## OBJECTIVE
Print out each record below, unaltered and complete, without its images.

## DATA IN THIS EXERCISE
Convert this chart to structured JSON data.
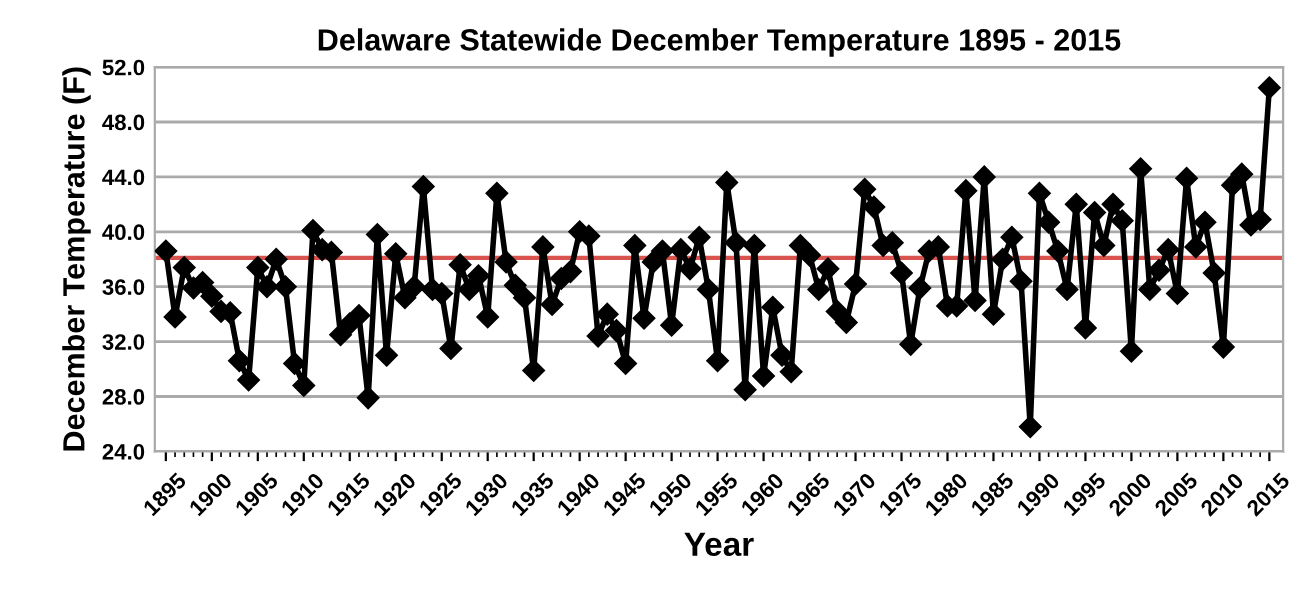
{
  "chart_data": {
    "type": "line",
    "title": "Delaware Statewide December Temperature 1895 - 2015",
    "xlabel": "Year",
    "ylabel": "December Temperature (F)",
    "x": [
      1895,
      1896,
      1897,
      1898,
      1899,
      1900,
      1901,
      1902,
      1903,
      1904,
      1905,
      1906,
      1907,
      1908,
      1909,
      1910,
      1911,
      1912,
      1913,
      1914,
      1915,
      1916,
      1917,
      1918,
      1919,
      1920,
      1921,
      1922,
      1923,
      1924,
      1925,
      1926,
      1927,
      1928,
      1929,
      1930,
      1931,
      1932,
      1933,
      1934,
      1935,
      1936,
      1937,
      1938,
      1939,
      1940,
      1941,
      1942,
      1943,
      1944,
      1945,
      1946,
      1947,
      1948,
      1949,
      1950,
      1951,
      1952,
      1953,
      1954,
      1955,
      1956,
      1957,
      1958,
      1959,
      1960,
      1961,
      1962,
      1963,
      1964,
      1965,
      1966,
      1967,
      1968,
      1969,
      1970,
      1971,
      1972,
      1973,
      1974,
      1975,
      1976,
      1977,
      1978,
      1979,
      1980,
      1981,
      1982,
      1983,
      1984,
      1985,
      1986,
      1987,
      1988,
      1989,
      1990,
      1991,
      1992,
      1993,
      1994,
      1995,
      1996,
      1997,
      1998,
      1999,
      2000,
      2001,
      2002,
      2003,
      2004,
      2005,
      2006,
      2007,
      2008,
      2009,
      2010,
      2011,
      2012,
      2013,
      2014,
      2015
    ],
    "series": [
      {
        "color": "#000000",
        "values": [
          38.6,
          33.8,
          37.4,
          35.9,
          36.3,
          35.3,
          34.2,
          34.1,
          30.6,
          29.2,
          37.4,
          36.0,
          38.0,
          36.0,
          30.4,
          28.8,
          40.1,
          38.7,
          38.5,
          32.5,
          33.3,
          33.9,
          27.9,
          39.8,
          31.0,
          38.4,
          35.2,
          36.0,
          43.3,
          35.8,
          35.5,
          31.5,
          37.6,
          35.8,
          36.8,
          33.8,
          42.8,
          37.8,
          36.1,
          35.2,
          29.9,
          38.9,
          34.7,
          36.6,
          37.1,
          40.0,
          39.7,
          32.4,
          34.0,
          32.8,
          30.4,
          39.0,
          33.7,
          37.8,
          38.6,
          33.2,
          38.7,
          37.3,
          39.6,
          35.8,
          30.6,
          43.6,
          39.2,
          28.5,
          39.0,
          29.5,
          34.5,
          31.0,
          29.8,
          39.0,
          38.3,
          35.8,
          37.3,
          34.2,
          33.4,
          36.2,
          43.1,
          41.8,
          39.0,
          39.2,
          37.0,
          31.8,
          35.9,
          38.6,
          38.9,
          34.6,
          34.6,
          43.0,
          35.0,
          44.0,
          34.0,
          38.0,
          39.6,
          36.4,
          25.8,
          42.8,
          40.7,
          38.6,
          35.8,
          42.0,
          33.0,
          41.4,
          39.0,
          42.0,
          40.8,
          31.3,
          44.6,
          35.8,
          37.2,
          38.7,
          35.5,
          43.9,
          38.9,
          40.7,
          37.0,
          31.6,
          43.4,
          44.2,
          40.5,
          40.9,
          50.5
        ]
      }
    ],
    "ref_lines": [
      {
        "axis": "y",
        "value": 38.1,
        "color": "#d9534f"
      }
    ],
    "xlim": [
      1893.8,
      2016.5
    ],
    "xticks": [
      1895,
      1900,
      1905,
      1910,
      1915,
      1920,
      1925,
      1930,
      1935,
      1940,
      1945,
      1950,
      1955,
      1960,
      1965,
      1970,
      1975,
      1980,
      1985,
      1990,
      1995,
      2000,
      2005,
      2010,
      2015
    ],
    "ylim": [
      24,
      52
    ],
    "yticks": [
      {
        "value": 24,
        "label": "24.0"
      },
      {
        "value": 28,
        "label": "28.0"
      },
      {
        "value": 32,
        "label": "32.0"
      },
      {
        "value": 36,
        "label": "36.0"
      },
      {
        "value": 40,
        "label": "40.0"
      },
      {
        "value": 44,
        "label": "44.0"
      },
      {
        "value": 48,
        "label": "48.0"
      },
      {
        "value": 52,
        "label": "52.0"
      }
    ],
    "grid": "y",
    "legend": false,
    "marker": "diamond",
    "line_style": "solid"
  }
}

## REPLY
Convert this chart to structured JSON data.
{
  "chart_data": {
    "type": "line",
    "title": "Delaware Statewide December Temperature 1895 - 2015",
    "xlabel": "Year",
    "ylabel": "December Temperature (F)",
    "x": [
      1895,
      1896,
      1897,
      1898,
      1899,
      1900,
      1901,
      1902,
      1903,
      1904,
      1905,
      1906,
      1907,
      1908,
      1909,
      1910,
      1911,
      1912,
      1913,
      1914,
      1915,
      1916,
      1917,
      1918,
      1919,
      1920,
      1921,
      1922,
      1923,
      1924,
      1925,
      1926,
      1927,
      1928,
      1929,
      1930,
      1931,
      1932,
      1933,
      1934,
      1935,
      1936,
      1937,
      1938,
      1939,
      1940,
      1941,
      1942,
      1943,
      1944,
      1945,
      1946,
      1947,
      1948,
      1949,
      1950,
      1951,
      1952,
      1953,
      1954,
      1955,
      1956,
      1957,
      1958,
      1959,
      1960,
      1961,
      1962,
      1963,
      1964,
      1965,
      1966,
      1967,
      1968,
      1969,
      1970,
      1971,
      1972,
      1973,
      1974,
      1975,
      1976,
      1977,
      1978,
      1979,
      1980,
      1981,
      1982,
      1983,
      1984,
      1985,
      1986,
      1987,
      1988,
      1989,
      1990,
      1991,
      1992,
      1993,
      1994,
      1995,
      1996,
      1997,
      1998,
      1999,
      2000,
      2001,
      2002,
      2003,
      2004,
      2005,
      2006,
      2007,
      2008,
      2009,
      2010,
      2011,
      2012,
      2013,
      2014,
      2015
    ],
    "series": [
      {
        "color": "#000000",
        "values": [
          38.6,
          33.8,
          37.4,
          35.9,
          36.3,
          35.3,
          34.2,
          34.1,
          30.6,
          29.2,
          37.4,
          36.0,
          38.0,
          36.0,
          30.4,
          28.8,
          40.1,
          38.7,
          38.5,
          32.5,
          33.3,
          33.9,
          27.9,
          39.8,
          31.0,
          38.4,
          35.2,
          36.0,
          43.3,
          35.8,
          35.5,
          31.5,
          37.6,
          35.8,
          36.8,
          33.8,
          42.8,
          37.8,
          36.1,
          35.2,
          29.9,
          38.9,
          34.7,
          36.6,
          37.1,
          40.0,
          39.7,
          32.4,
          34.0,
          32.8,
          30.4,
          39.0,
          33.7,
          37.8,
          38.6,
          33.2,
          38.7,
          37.3,
          39.6,
          35.8,
          30.6,
          43.6,
          39.2,
          28.5,
          39.0,
          29.5,
          34.5,
          31.0,
          29.8,
          39.0,
          38.3,
          35.8,
          37.3,
          34.2,
          33.4,
          36.2,
          43.1,
          41.8,
          39.0,
          39.2,
          37.0,
          31.8,
          35.9,
          38.6,
          38.9,
          34.6,
          34.6,
          43.0,
          35.0,
          44.0,
          34.0,
          38.0,
          39.6,
          36.4,
          25.8,
          42.8,
          40.7,
          38.6,
          35.8,
          42.0,
          33.0,
          41.4,
          39.0,
          42.0,
          40.8,
          31.3,
          44.6,
          35.8,
          37.2,
          38.7,
          35.5,
          43.9,
          38.9,
          40.7,
          37.0,
          31.6,
          43.4,
          44.2,
          40.5,
          40.9,
          50.5
        ]
      }
    ],
    "ref_lines": [
      {
        "axis": "y",
        "value": 38.1,
        "color": "#d9534f"
      }
    ],
    "xlim": [
      1893.8,
      2016.5
    ],
    "xticks": [
      1895,
      1900,
      1905,
      1910,
      1915,
      1920,
      1925,
      1930,
      1935,
      1940,
      1945,
      1950,
      1955,
      1960,
      1965,
      1970,
      1975,
      1980,
      1985,
      1990,
      1995,
      2000,
      2005,
      2010,
      2015
    ],
    "ylim": [
      24,
      52
    ],
    "yticks": [
      {
        "value": 24,
        "label": "24.0"
      },
      {
        "value": 28,
        "label": "28.0"
      },
      {
        "value": 32,
        "label": "32.0"
      },
      {
        "value": 36,
        "label": "36.0"
      },
      {
        "value": 40,
        "label": "40.0"
      },
      {
        "value": 44,
        "label": "44.0"
      },
      {
        "value": 48,
        "label": "48.0"
      },
      {
        "value": 52,
        "label": "52.0"
      }
    ],
    "grid": "y",
    "legend": false,
    "marker": "diamond",
    "line_style": "solid"
  }
}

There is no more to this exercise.